▶ SELECTED TEXT
____________

For each resolved hypothesis:
1. Determine outcome:
- Compare our_hypothesis against actual_outcome
- outcome: "CONFIRMED" if hypothesis matches outcome, "CORRECTED" if not
2. Calculate surprise level:
# Single source of truth — same formula as reflect --batch-micro Step 3.
- if CORRECTED: surprise_level = round(our_confidence * 10)
- if CONFIRMED: surprise_level = round((1 - our_confidence) * 10)
- High surprise = high confidence + wrong, or low confidence + right
3. Update the pipeline record with:
- outcome: CONFIRMED | CORRECTED
- our_confidence: (preserved from hypothesis)
- surprise_level: (calculated above)
- resolution_summary: "CONFIRMED — predicted {X} with {confidence}% confidence"
or "CORRECTED — predicted {X}, actual was {Y}"
4. Include outcome in resolution output:
"Result: CONFIRMED — predicted YES with 72% confidence"

____________

▶ DATASET EXCERPT
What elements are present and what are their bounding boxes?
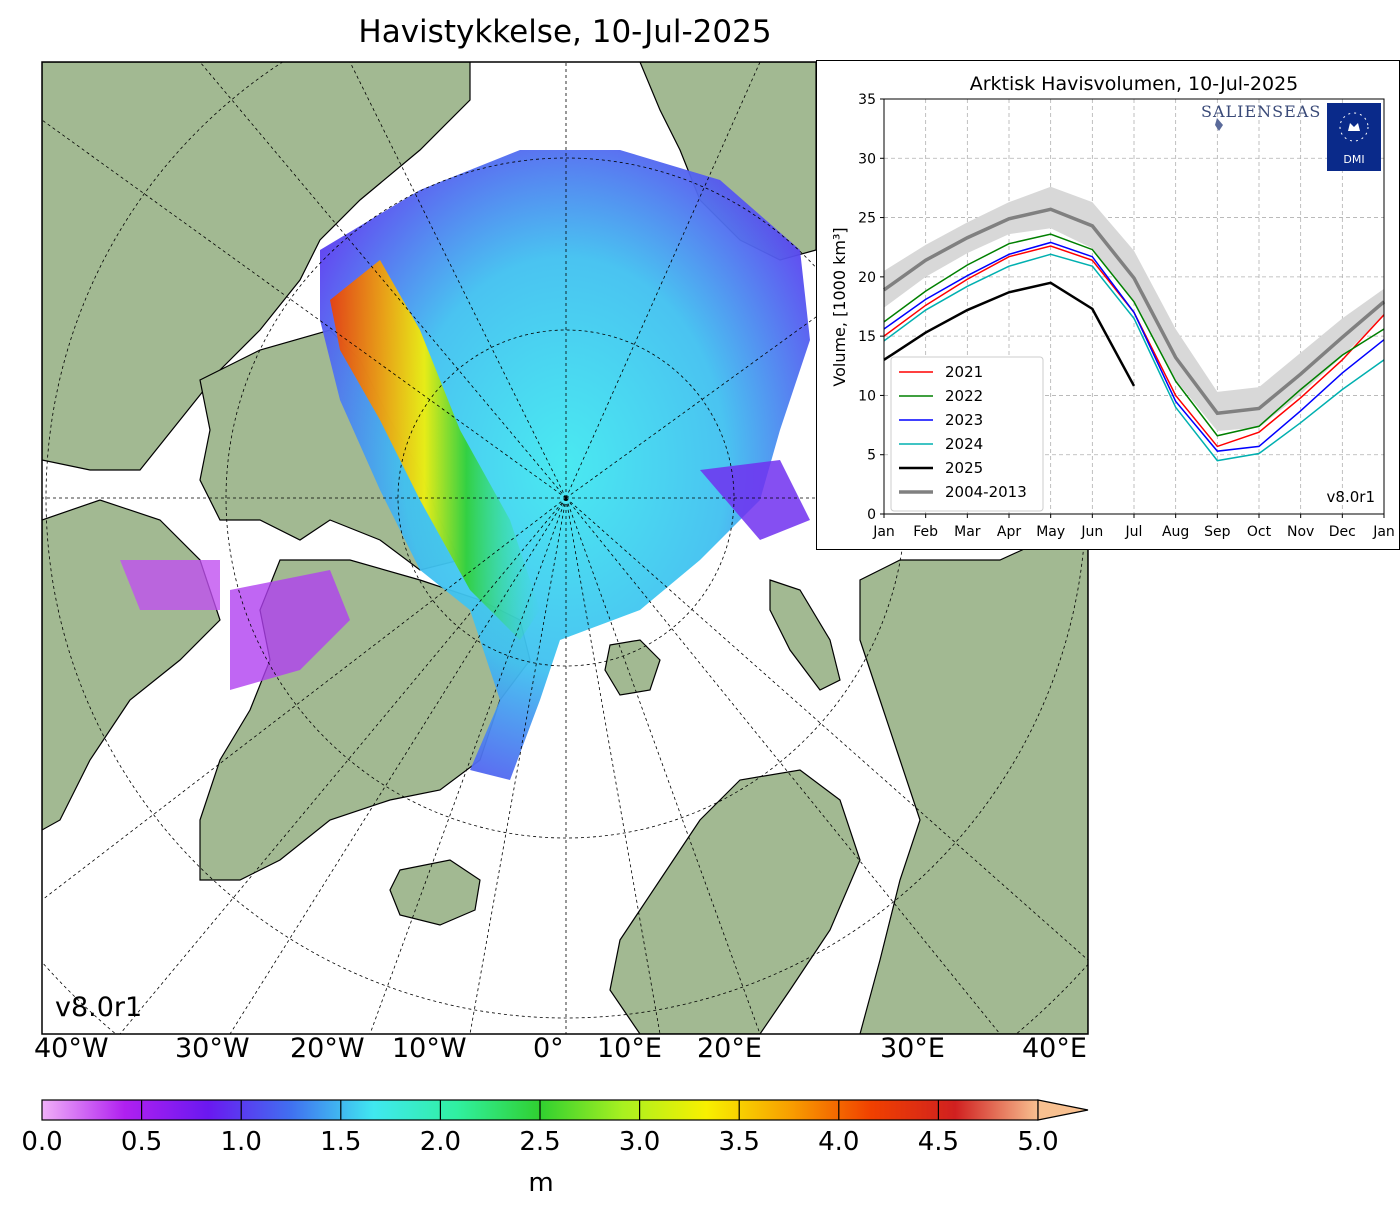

____________

Retype the hypothesis-resolution steps above word for word, everything from "For each resolved" down to "--batch-micro Step 3.".

For each resolved hypothesis:
1. Determine outcome:
- Compare our_hypothesis against actual_outcome
- outcome: "CONFIRMED" if hypothesis matches outcome, "CORRECTED" if not
2. Calculate surprise level:
# Single source of truth — same formula as reflect --batch-micro Step 3.